/---

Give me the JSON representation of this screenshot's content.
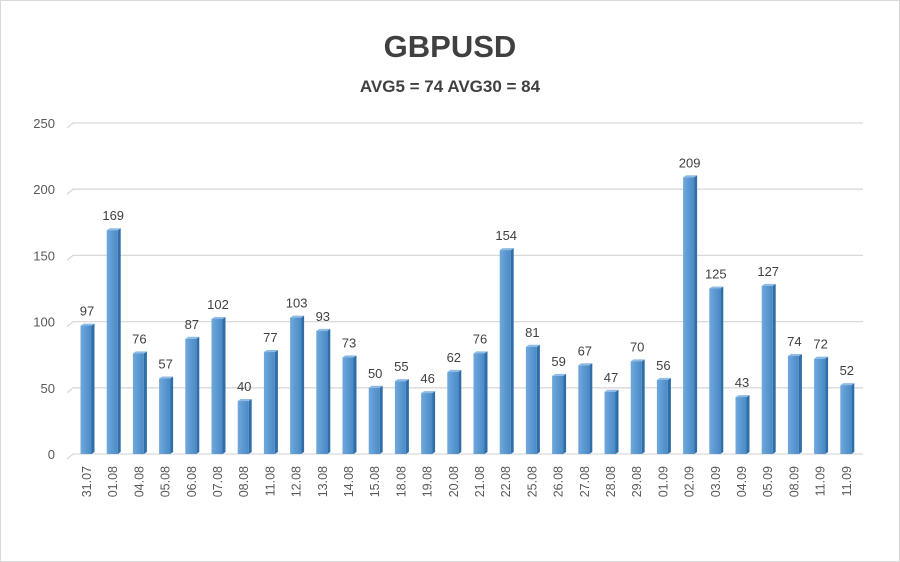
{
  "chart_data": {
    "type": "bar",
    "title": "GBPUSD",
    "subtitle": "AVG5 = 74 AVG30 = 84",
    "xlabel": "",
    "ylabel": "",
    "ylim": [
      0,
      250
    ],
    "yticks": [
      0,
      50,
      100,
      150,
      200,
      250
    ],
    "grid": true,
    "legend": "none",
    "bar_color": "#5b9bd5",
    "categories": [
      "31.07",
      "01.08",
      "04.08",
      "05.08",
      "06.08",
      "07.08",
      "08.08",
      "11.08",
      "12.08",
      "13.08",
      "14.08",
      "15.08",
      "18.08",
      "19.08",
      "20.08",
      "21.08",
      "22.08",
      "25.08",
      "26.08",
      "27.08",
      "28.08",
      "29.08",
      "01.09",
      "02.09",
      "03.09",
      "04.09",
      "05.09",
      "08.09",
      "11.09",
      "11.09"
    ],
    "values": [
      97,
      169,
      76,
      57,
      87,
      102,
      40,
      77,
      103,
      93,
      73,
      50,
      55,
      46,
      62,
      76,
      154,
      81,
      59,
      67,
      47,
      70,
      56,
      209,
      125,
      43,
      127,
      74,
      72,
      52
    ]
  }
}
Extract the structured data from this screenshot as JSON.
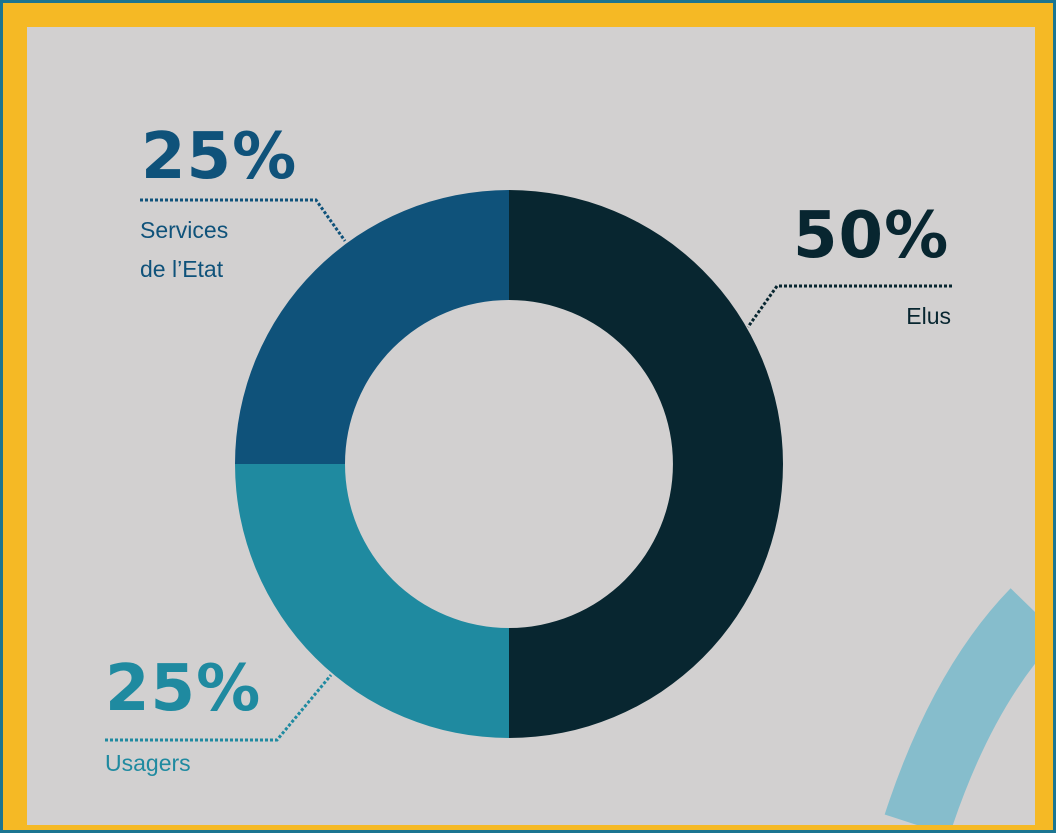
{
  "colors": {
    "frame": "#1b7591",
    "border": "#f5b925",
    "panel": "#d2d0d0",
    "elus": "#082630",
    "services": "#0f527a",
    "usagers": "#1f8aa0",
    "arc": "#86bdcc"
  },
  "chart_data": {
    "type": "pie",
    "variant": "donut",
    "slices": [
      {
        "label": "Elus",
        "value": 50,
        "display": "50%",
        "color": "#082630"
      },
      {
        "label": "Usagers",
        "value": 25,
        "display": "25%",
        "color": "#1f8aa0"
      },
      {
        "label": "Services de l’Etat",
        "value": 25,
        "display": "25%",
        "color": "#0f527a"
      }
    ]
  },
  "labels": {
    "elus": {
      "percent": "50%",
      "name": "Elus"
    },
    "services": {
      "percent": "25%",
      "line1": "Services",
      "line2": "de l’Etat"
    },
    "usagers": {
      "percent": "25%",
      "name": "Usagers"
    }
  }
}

\---

### Aim of the exercise
Omit the pictures, then output the rest of the listing exactly.

### Result
Give me the JSON representation of this screenshot's content.
{
  "chart_data": {
    "type": "bar",
    "title": "GBPUSD",
    "subtitle": "AVG5 = 74 AVG30 = 84",
    "xlabel": "",
    "ylabel": "",
    "ylim": [
      0,
      250
    ],
    "yticks": [
      0,
      50,
      100,
      150,
      200,
      250
    ],
    "grid": true,
    "legend": "none",
    "bar_color": "#5b9bd5",
    "categories": [
      "31.07",
      "01.08",
      "04.08",
      "05.08",
      "06.08",
      "07.08",
      "08.08",
      "11.08",
      "12.08",
      "13.08",
      "14.08",
      "15.08",
      "18.08",
      "19.08",
      "20.08",
      "21.08",
      "22.08",
      "25.08",
      "26.08",
      "27.08",
      "28.08",
      "29.08",
      "01.09",
      "02.09",
      "03.09",
      "04.09",
      "05.09",
      "08.09",
      "11.09",
      "11.09"
    ],
    "values": [
      97,
      169,
      76,
      57,
      87,
      102,
      40,
      77,
      103,
      93,
      73,
      50,
      55,
      46,
      62,
      76,
      154,
      81,
      59,
      67,
      47,
      70,
      56,
      209,
      125,
      43,
      127,
      74,
      72,
      52
    ]
  }
}
Extract the structured data from this screenshot as JSON.
{
  "colors": {
    "frame": "#1b7591",
    "border": "#f5b925",
    "panel": "#d2d0d0",
    "elus": "#082630",
    "services": "#0f527a",
    "usagers": "#1f8aa0",
    "arc": "#86bdcc"
  },
  "chart_data": {
    "type": "pie",
    "variant": "donut",
    "slices": [
      {
        "label": "Elus",
        "value": 50,
        "display": "50%",
        "color": "#082630"
      },
      {
        "label": "Usagers",
        "value": 25,
        "display": "25%",
        "color": "#1f8aa0"
      },
      {
        "label": "Services de l’Etat",
        "value": 25,
        "display": "25%",
        "color": "#0f527a"
      }
    ]
  },
  "labels": {
    "elus": {
      "percent": "50%",
      "name": "Elus"
    },
    "services": {
      "percent": "25%",
      "line1": "Services",
      "line2": "de l’Etat"
    },
    "usagers": {
      "percent": "25%",
      "name": "Usagers"
    }
  }
}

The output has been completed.